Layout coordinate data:
= = = = = = =

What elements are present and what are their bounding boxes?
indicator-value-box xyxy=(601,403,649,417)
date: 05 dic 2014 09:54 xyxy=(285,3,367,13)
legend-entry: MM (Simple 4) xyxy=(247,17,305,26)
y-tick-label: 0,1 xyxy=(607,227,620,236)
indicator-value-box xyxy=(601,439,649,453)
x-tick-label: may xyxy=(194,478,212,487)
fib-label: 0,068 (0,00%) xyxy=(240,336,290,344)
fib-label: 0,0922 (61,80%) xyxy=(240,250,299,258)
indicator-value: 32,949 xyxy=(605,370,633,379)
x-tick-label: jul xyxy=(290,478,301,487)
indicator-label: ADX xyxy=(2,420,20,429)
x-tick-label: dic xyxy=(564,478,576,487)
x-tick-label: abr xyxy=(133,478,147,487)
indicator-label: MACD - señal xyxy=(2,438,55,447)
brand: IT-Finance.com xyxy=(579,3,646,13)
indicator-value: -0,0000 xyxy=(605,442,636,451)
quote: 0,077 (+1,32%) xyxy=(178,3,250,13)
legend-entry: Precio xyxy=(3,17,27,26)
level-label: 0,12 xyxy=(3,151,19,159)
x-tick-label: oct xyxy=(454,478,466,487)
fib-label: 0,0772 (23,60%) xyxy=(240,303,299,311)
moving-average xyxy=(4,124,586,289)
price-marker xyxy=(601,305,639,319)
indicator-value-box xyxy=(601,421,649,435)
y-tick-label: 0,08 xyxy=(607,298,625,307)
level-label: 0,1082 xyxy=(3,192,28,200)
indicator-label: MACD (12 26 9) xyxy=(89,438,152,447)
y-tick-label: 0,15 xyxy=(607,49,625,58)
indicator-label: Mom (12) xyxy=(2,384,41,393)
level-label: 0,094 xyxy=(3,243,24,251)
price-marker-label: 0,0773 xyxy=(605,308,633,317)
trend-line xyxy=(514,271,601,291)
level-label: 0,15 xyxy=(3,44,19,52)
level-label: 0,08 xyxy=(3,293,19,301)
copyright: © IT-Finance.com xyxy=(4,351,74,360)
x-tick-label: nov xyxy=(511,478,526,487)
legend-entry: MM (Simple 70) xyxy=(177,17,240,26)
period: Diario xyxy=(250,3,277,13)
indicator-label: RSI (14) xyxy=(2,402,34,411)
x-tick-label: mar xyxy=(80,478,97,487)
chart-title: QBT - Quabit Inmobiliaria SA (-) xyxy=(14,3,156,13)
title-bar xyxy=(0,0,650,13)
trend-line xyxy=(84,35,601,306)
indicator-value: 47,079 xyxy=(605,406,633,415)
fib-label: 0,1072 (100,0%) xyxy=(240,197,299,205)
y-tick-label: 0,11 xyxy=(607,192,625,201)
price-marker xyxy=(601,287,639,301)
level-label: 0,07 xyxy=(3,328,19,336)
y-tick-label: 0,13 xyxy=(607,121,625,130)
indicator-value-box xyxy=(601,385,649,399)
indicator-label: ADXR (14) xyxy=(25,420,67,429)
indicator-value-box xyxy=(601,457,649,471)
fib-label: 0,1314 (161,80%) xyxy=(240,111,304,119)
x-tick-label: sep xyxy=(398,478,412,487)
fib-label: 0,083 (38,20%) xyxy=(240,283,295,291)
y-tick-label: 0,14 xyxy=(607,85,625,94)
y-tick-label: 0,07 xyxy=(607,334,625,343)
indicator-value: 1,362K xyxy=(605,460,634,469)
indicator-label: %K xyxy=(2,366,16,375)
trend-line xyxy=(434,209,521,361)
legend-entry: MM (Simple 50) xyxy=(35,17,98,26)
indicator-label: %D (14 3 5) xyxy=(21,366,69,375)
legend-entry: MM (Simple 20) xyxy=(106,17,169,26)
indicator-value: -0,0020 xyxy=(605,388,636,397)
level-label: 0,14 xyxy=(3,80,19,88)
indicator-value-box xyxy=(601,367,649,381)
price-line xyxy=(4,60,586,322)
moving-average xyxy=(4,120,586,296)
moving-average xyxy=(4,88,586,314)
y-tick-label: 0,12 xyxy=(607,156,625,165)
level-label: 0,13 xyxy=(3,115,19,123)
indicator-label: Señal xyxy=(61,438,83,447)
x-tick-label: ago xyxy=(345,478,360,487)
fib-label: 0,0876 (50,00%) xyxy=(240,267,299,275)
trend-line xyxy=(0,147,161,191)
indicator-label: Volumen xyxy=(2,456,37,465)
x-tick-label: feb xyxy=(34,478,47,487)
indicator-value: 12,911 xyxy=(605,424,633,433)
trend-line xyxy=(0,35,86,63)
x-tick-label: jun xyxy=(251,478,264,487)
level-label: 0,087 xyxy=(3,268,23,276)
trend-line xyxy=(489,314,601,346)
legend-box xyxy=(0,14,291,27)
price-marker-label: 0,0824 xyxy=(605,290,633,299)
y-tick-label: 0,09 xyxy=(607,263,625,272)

= = = = = = =

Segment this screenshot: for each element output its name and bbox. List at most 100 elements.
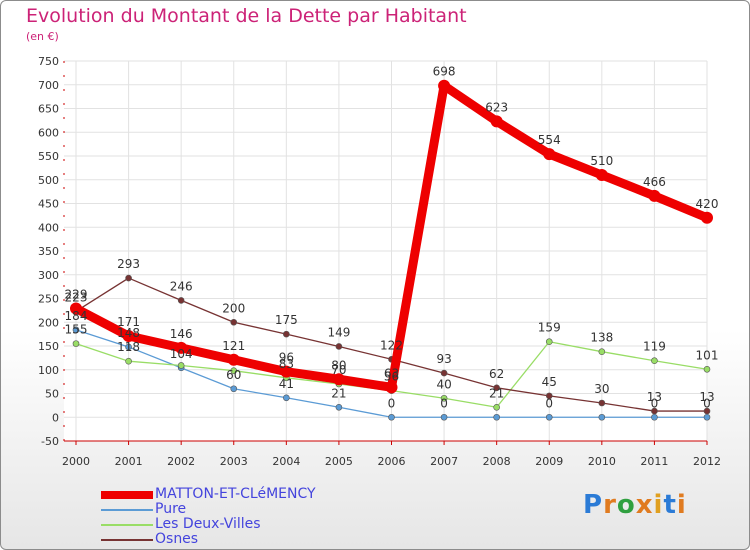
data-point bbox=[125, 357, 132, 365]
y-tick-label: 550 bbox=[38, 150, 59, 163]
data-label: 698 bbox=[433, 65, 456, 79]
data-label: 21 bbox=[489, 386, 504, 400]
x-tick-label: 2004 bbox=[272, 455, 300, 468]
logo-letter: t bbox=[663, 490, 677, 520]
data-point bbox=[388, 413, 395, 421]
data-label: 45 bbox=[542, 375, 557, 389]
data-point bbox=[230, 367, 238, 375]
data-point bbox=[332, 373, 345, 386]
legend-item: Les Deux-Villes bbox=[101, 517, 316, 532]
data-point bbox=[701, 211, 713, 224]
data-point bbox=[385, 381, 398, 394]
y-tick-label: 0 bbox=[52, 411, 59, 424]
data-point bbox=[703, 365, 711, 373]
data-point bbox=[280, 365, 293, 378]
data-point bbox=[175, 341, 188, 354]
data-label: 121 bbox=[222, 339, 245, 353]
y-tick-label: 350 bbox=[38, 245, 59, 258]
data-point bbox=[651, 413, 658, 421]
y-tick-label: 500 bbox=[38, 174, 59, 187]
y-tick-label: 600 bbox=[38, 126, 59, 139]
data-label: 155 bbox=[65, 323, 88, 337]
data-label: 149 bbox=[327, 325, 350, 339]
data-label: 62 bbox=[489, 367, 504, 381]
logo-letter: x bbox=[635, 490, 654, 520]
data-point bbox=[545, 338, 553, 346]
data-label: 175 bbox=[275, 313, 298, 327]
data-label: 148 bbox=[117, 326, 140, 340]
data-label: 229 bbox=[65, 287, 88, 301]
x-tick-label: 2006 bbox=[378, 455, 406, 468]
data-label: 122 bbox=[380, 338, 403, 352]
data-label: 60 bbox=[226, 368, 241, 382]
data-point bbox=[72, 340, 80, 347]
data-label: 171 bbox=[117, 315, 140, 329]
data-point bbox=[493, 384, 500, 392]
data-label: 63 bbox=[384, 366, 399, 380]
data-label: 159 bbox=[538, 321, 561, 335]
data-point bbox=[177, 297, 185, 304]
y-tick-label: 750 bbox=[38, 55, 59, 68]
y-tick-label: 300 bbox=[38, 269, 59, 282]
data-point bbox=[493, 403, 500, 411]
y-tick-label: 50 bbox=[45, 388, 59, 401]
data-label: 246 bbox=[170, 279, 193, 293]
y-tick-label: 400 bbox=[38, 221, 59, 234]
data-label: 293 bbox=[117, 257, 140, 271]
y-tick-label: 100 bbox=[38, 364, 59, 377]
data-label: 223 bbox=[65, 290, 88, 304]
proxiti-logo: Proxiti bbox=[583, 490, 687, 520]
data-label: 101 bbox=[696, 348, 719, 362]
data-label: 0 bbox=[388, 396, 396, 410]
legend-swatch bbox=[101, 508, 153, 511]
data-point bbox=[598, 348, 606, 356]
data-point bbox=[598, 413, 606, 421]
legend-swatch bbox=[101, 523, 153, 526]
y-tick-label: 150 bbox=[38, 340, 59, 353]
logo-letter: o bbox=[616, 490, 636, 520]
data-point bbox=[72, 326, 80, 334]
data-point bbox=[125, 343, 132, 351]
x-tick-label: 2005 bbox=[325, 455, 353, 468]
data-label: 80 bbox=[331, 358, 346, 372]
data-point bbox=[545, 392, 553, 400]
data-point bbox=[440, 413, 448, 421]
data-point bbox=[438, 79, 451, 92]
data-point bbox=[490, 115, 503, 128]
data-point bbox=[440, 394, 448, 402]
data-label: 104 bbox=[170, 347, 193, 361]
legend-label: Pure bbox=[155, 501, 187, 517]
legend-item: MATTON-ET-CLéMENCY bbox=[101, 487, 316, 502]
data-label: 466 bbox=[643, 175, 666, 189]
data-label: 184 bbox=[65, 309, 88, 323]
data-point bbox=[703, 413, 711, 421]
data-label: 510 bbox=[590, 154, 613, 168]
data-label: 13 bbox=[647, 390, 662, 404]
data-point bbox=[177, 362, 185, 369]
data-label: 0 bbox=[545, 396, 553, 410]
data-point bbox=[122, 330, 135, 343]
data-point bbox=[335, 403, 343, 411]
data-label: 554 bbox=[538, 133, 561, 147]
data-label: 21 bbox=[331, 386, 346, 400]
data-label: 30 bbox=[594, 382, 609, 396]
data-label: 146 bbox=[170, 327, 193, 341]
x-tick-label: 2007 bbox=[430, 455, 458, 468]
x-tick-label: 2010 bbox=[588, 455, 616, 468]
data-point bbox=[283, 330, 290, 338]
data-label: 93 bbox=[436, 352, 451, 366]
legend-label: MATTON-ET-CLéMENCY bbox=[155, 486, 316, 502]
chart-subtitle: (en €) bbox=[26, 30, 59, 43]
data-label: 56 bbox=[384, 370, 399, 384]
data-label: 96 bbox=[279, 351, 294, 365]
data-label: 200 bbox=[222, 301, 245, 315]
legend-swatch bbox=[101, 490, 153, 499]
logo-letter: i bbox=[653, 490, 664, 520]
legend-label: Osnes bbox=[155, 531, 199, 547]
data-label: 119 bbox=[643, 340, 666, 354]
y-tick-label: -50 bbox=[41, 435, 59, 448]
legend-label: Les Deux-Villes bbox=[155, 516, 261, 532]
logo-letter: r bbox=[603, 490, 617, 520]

= = = = = = =

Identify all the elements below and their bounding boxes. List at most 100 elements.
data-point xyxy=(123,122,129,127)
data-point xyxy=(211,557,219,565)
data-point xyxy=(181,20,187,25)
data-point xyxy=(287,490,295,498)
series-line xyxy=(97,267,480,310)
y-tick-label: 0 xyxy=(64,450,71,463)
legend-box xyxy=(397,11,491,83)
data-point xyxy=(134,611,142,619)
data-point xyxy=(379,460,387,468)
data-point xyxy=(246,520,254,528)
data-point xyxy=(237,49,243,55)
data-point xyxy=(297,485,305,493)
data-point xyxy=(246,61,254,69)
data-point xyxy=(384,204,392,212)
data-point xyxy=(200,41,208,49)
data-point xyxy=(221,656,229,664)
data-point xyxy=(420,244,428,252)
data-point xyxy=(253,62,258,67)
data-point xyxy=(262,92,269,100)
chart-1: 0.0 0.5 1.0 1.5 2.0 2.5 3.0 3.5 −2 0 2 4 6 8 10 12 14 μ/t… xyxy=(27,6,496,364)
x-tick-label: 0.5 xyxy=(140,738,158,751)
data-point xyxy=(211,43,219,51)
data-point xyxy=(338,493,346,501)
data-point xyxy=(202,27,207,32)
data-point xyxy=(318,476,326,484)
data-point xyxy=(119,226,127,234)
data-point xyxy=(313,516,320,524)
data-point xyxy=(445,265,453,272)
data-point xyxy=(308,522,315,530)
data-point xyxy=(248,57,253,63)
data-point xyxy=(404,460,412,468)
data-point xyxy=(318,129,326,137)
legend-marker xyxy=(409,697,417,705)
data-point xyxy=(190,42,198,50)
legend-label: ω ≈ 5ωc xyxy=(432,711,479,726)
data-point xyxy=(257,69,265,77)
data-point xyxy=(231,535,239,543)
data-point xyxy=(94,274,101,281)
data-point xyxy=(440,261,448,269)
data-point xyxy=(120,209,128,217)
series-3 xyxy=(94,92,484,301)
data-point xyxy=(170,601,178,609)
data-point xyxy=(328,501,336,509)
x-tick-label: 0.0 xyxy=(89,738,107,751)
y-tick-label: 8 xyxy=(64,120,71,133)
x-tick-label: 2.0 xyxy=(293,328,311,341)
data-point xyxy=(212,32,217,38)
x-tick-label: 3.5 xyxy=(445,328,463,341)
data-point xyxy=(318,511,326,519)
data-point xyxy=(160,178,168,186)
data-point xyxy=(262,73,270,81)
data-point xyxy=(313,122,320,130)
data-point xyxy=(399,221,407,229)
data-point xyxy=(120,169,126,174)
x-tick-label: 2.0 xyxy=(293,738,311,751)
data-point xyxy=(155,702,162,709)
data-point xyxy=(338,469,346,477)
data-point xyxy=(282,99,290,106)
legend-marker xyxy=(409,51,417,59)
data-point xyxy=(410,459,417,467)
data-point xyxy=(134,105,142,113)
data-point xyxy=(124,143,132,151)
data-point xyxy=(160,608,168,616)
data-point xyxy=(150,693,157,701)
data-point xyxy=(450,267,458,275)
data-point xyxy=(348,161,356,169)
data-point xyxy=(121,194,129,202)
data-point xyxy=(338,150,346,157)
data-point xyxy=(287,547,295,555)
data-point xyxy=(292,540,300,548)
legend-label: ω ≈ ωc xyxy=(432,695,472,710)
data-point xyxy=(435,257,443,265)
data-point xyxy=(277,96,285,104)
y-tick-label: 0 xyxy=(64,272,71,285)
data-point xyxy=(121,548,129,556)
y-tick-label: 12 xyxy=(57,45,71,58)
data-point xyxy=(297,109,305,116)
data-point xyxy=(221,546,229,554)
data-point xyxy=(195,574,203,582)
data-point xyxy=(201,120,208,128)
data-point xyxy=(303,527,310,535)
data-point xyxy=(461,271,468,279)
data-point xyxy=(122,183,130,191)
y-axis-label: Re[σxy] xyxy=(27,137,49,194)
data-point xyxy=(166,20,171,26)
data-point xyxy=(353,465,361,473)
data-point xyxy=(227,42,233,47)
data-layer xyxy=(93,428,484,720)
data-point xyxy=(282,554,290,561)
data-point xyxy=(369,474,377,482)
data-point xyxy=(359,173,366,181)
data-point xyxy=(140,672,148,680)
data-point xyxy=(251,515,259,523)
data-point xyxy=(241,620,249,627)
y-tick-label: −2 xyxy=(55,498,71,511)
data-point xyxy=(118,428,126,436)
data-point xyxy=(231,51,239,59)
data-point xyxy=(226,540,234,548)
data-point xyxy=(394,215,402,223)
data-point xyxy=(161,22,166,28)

= = = = = = =

### Exercise objective
Copy the data from the line containing "What elements are" through the line containing "fib-label: 0,068 (0,00%)", including both of those lines.

### Result for this exercise
What elements are present and what are their bounding boxes?
indicator-value-box xyxy=(601,403,649,417)
date: 05 dic 2014 09:54 xyxy=(285,3,367,13)
legend-entry: MM (Simple 4) xyxy=(247,17,305,26)
y-tick-label: 0,1 xyxy=(607,227,620,236)
indicator-value-box xyxy=(601,439,649,453)
x-tick-label: may xyxy=(194,478,212,487)
fib-label: 0,068 (0,00%) xyxy=(240,336,290,344)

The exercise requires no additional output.